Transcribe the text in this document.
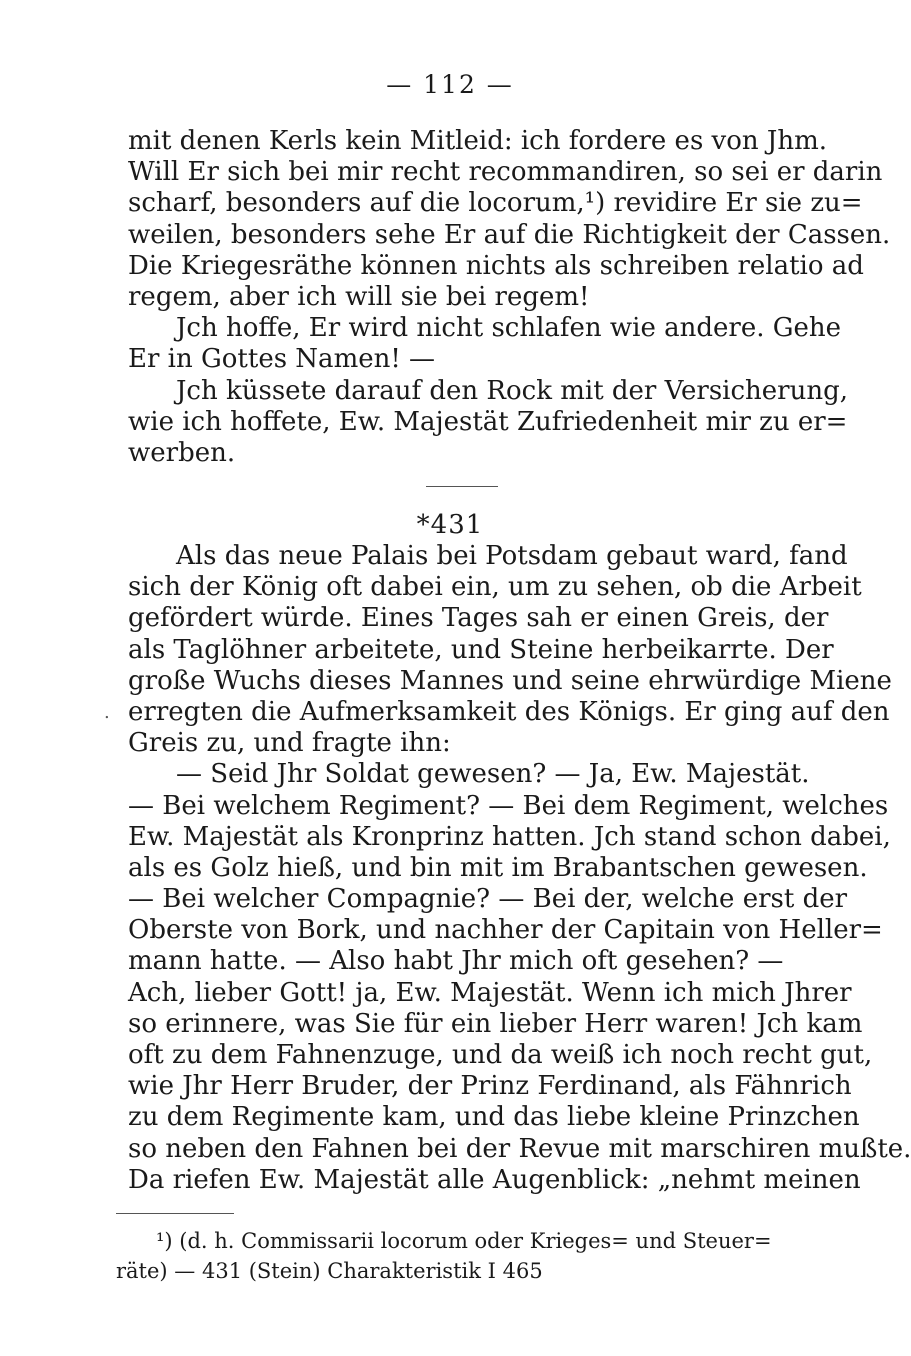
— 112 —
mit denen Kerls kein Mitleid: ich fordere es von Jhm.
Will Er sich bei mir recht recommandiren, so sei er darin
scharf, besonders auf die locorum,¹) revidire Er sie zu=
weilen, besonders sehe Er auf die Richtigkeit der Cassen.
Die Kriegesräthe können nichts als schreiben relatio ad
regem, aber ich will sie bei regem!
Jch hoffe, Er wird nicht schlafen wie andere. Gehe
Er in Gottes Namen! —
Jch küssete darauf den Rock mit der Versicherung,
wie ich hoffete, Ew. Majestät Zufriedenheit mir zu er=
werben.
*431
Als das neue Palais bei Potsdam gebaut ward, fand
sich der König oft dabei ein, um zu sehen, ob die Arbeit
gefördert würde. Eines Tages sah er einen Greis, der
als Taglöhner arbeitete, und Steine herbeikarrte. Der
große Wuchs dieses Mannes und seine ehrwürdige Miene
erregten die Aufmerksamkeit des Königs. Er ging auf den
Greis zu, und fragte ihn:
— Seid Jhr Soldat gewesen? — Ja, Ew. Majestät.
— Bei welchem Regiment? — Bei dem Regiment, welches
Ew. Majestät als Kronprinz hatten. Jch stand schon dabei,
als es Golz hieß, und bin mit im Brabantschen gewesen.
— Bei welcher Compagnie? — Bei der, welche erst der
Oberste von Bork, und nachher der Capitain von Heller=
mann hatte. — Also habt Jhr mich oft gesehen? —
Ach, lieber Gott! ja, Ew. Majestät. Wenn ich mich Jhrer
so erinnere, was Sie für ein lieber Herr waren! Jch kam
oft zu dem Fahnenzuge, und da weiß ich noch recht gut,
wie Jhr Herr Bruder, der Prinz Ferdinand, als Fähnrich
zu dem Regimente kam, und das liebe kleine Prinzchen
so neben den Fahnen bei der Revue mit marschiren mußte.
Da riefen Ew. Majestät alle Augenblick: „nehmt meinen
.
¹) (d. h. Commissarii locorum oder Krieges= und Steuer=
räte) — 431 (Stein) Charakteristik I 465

+ + + + +

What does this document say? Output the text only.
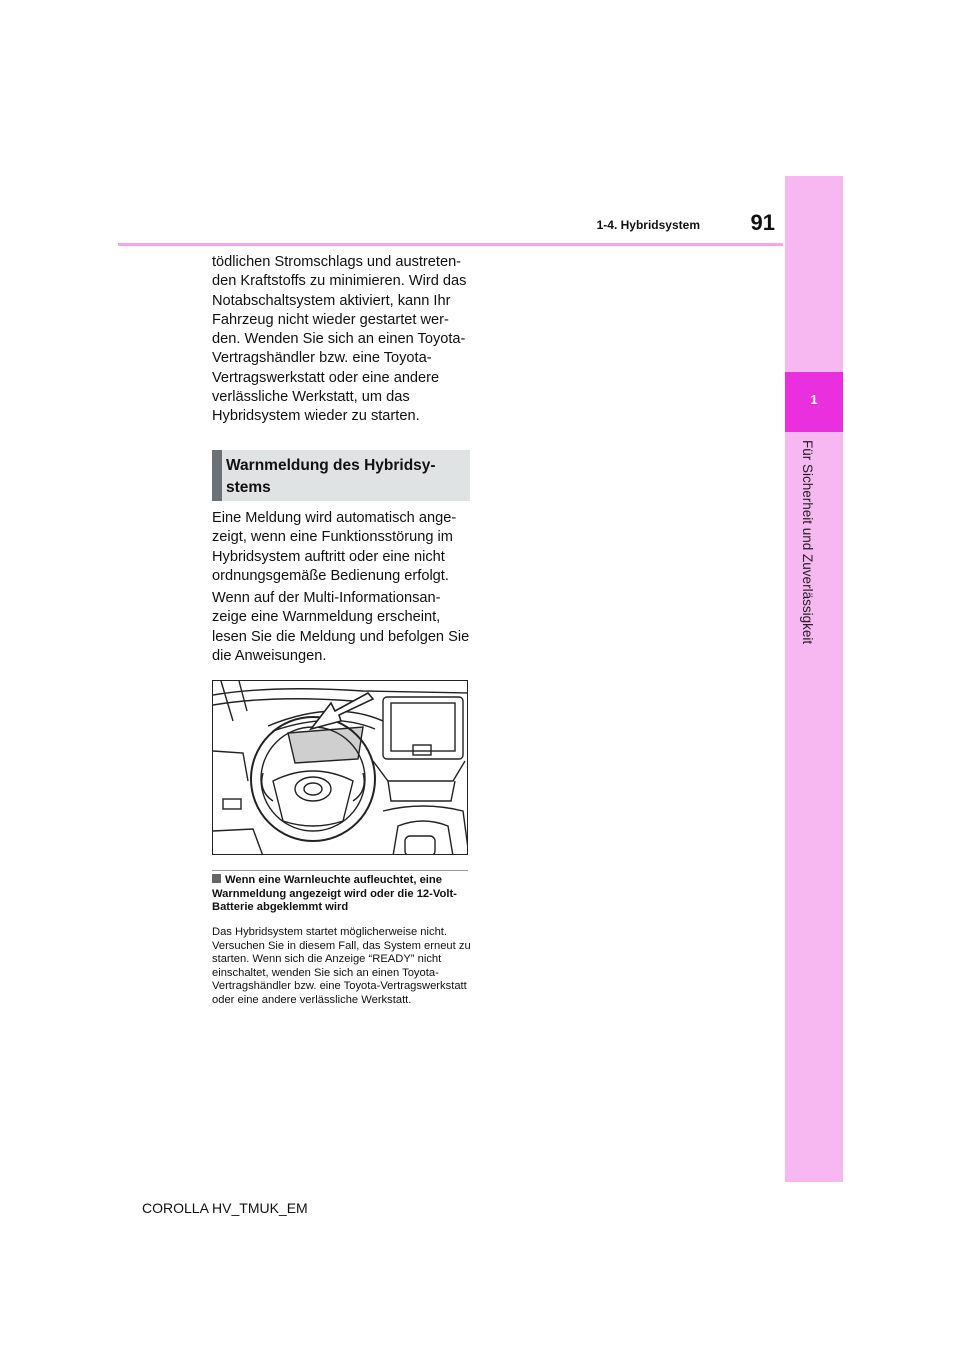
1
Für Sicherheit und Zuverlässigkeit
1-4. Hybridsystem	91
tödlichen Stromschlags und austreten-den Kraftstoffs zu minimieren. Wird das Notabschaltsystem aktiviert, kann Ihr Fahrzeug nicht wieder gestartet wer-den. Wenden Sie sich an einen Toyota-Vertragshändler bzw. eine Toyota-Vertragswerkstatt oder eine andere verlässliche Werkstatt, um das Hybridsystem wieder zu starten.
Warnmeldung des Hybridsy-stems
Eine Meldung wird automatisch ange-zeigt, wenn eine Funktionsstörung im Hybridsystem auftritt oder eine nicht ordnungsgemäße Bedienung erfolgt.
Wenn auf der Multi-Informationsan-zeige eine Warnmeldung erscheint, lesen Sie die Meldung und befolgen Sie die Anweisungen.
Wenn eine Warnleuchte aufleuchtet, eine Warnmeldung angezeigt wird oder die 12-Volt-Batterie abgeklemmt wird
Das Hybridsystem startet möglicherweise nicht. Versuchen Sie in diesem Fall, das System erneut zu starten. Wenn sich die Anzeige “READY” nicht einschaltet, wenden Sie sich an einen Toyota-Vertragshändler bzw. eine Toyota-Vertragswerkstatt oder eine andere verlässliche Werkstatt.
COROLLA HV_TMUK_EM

+ + + + +

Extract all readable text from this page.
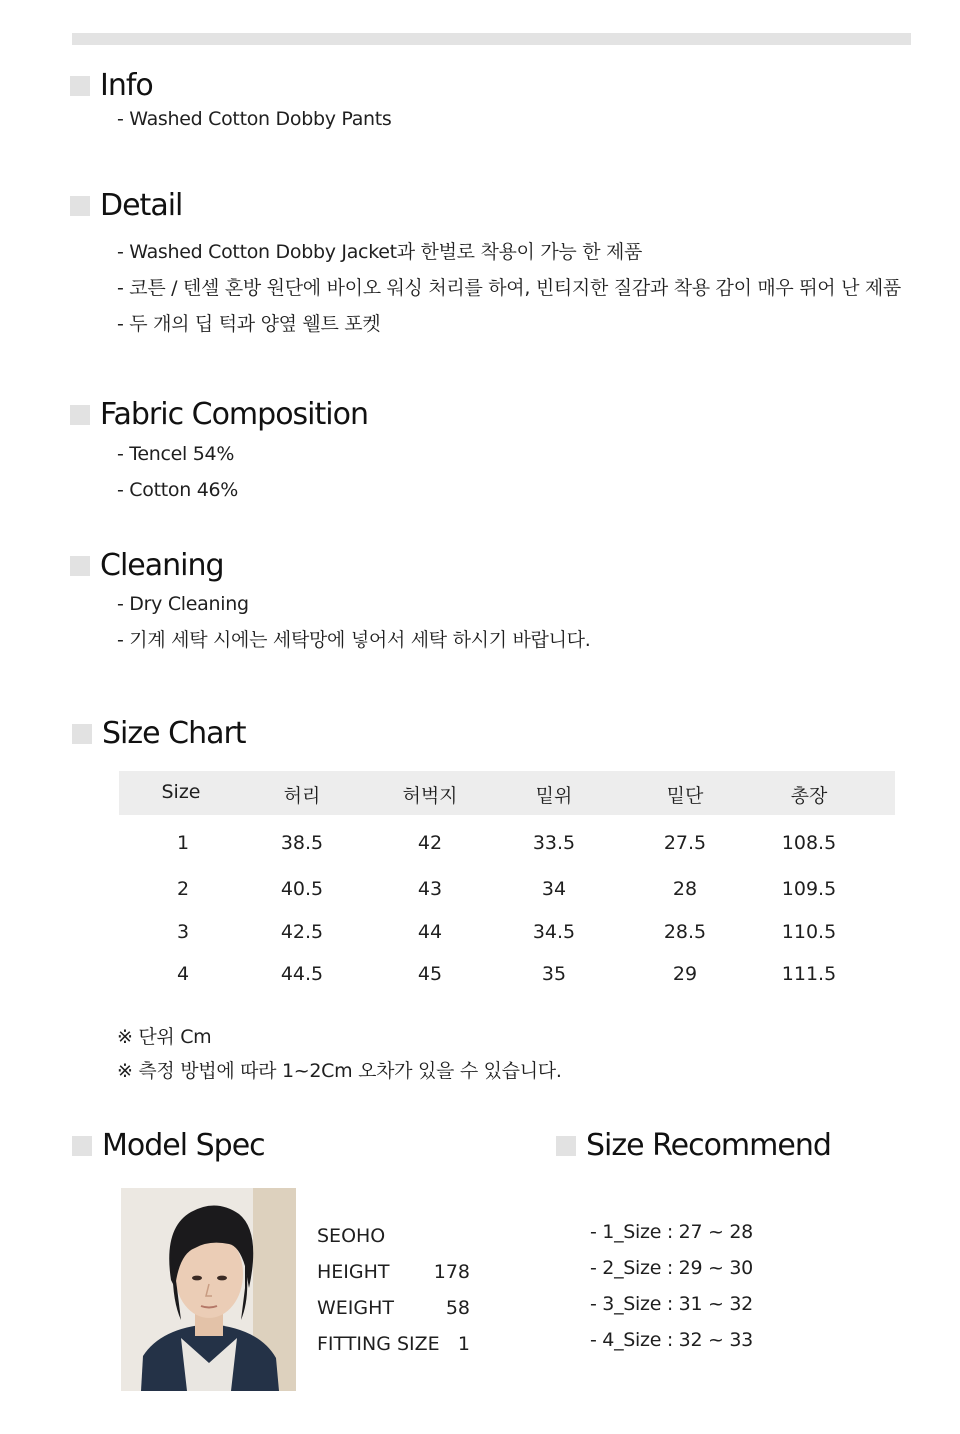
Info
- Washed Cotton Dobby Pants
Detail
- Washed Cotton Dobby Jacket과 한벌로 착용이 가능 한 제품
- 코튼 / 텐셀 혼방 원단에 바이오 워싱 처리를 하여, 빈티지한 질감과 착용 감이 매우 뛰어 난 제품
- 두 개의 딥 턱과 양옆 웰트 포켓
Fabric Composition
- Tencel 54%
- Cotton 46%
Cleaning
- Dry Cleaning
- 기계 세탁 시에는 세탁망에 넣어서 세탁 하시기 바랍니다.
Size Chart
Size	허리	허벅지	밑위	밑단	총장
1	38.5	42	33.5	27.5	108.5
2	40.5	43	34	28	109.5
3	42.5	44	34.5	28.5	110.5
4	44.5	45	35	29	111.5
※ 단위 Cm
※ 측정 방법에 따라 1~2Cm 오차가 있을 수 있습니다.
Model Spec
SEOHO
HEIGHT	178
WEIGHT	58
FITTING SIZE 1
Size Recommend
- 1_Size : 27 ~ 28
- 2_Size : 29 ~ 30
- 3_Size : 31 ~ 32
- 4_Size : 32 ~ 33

+ + + + +

• _Request_:
Which lines contain the word "dabei"? Return each of them.

• _Exercise solution_:
sich der König oft dabei ein, um zu sehen, ob die Arbeit
Ew. Majestät als Kronprinz hatten. Jch stand schon dabei,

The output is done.